start Data supplied
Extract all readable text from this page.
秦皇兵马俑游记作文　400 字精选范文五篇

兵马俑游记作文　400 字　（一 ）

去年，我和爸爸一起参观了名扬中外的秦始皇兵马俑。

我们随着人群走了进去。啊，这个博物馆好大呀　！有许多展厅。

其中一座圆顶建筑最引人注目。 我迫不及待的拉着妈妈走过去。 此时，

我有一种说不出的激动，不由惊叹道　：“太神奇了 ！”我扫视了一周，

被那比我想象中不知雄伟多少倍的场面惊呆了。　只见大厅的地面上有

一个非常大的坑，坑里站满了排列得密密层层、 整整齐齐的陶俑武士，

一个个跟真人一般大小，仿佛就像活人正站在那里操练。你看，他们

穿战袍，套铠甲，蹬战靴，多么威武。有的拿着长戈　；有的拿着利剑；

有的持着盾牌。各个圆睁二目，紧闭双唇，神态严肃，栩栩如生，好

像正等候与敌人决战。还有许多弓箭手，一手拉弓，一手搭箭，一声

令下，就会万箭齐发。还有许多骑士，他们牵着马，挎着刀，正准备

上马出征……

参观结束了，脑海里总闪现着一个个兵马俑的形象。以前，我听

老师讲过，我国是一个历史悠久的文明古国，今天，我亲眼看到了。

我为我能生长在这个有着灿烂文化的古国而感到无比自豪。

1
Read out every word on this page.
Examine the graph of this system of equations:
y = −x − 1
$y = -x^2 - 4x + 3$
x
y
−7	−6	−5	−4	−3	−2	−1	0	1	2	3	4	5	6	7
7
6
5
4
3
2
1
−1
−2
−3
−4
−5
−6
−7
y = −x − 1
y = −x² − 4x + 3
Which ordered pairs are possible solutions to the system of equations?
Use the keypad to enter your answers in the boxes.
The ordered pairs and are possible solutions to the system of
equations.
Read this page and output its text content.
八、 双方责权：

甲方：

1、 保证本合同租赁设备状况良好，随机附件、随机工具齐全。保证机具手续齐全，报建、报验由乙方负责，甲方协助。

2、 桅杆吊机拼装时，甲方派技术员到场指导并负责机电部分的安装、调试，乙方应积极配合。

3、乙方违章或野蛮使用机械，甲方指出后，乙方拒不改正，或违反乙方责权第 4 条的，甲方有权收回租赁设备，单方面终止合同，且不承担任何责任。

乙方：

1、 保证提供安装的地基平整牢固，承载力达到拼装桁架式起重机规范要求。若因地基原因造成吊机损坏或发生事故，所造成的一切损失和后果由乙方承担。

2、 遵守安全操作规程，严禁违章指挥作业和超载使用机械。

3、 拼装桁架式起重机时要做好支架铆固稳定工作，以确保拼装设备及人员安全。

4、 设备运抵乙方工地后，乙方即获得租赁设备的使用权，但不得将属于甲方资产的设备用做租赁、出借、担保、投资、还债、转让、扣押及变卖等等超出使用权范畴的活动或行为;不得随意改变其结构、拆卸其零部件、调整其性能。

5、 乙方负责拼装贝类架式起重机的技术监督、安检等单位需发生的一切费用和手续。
end Data supplied
» Given task
Retype the entries exactly, including every line.

» Exercise answer
Extract all readable text from this page.
秦皇兵马俑游记作文　400 字精选范文五篇

兵马俑游记作文　400 字　（一 ）

去年，我和爸爸一起参观了名扬中外的秦始皇兵马俑。

我们随着人群走了进去。啊，这个博物馆好大呀　！有许多展厅。

其中一座圆顶建筑最引人注目。 我迫不及待的拉着妈妈走过去。 此时，

我有一种说不出的激动，不由惊叹道　：“太神奇了 ！”我扫视了一周，

被那比我想象中不知雄伟多少倍的场面惊呆了。　只见大厅的地面上有

一个非常大的坑，坑里站满了排列得密密层层、 整整齐齐的陶俑武士，

一个个跟真人一般大小，仿佛就像活人正站在那里操练。你看，他们

穿战袍，套铠甲，蹬战靴，多么威武。有的拿着长戈　；有的拿着利剑；

有的持着盾牌。各个圆睁二目，紧闭双唇，神态严肃，栩栩如生，好

像正等候与敌人决战。还有许多弓箭手，一手拉弓，一手搭箭，一声

令下，就会万箭齐发。还有许多骑士，他们牵着马，挎着刀，正准备

上马出征……

参观结束了，脑海里总闪现着一个个兵马俑的形象。以前，我听

老师讲过，我国是一个历史悠久的文明古国，今天，我亲眼看到了。

我为我能生长在这个有着灿烂文化的古国而感到无比自豪。

1
Read out every word on this page.
Examine the graph of this system of equations:
y = −x − 1
$y = -x^2 - 4x + 3$
x
y
−7	−6	−5	−4	−3	−2	−1	0	1	2	3	4	5	6	7
7
6
5
4
3
2
1
−1
−2
−3
−4
−5
−6
−7
y = −x − 1
y = −x² − 4x + 3
Which ordered pairs are possible solutions to the system of equations?
Use the keypad to enter your answers in the boxes.
The ordered pairs and are possible solutions to the system of
equations.
Read this page and output its text content.
八、 双方责权：

甲方：

1、 保证本合同租赁设备状况良好，随机附件、随机工具齐全。保证机具手续齐全，报建、报验由乙方负责，甲方协助。

2、 桅杆吊机拼装时，甲方派技术员到场指导并负责机电部分的安装、调试，乙方应积极配合。

3、乙方违章或野蛮使用机械，甲方指出后，乙方拒不改正，或违反乙方责权第 4 条的，甲方有权收回租赁设备，单方面终止合同，且不承担任何责任。

乙方：

1、 保证提供安装的地基平整牢固，承载力达到拼装桁架式起重机规范要求。若因地基原因造成吊机损坏或发生事故，所造成的一切损失和后果由乙方承担。

2、 遵守安全操作规程，严禁违章指挥作业和超载使用机械。

3、 拼装桁架式起重机时要做好支架铆固稳定工作，以确保拼装设备及人员安全。

4、 设备运抵乙方工地后，乙方即获得租赁设备的使用权，但不得将属于甲方资产的设备用做租赁、出借、担保、投资、还债、转让、扣押及变卖等等超出使用权范畴的活动或行为;不得随意改变其结构、拆卸其零部件、调整其性能。

5、 乙方负责拼装贝类架式起重机的技术监督、安检等单位需发生的一切费用和手续。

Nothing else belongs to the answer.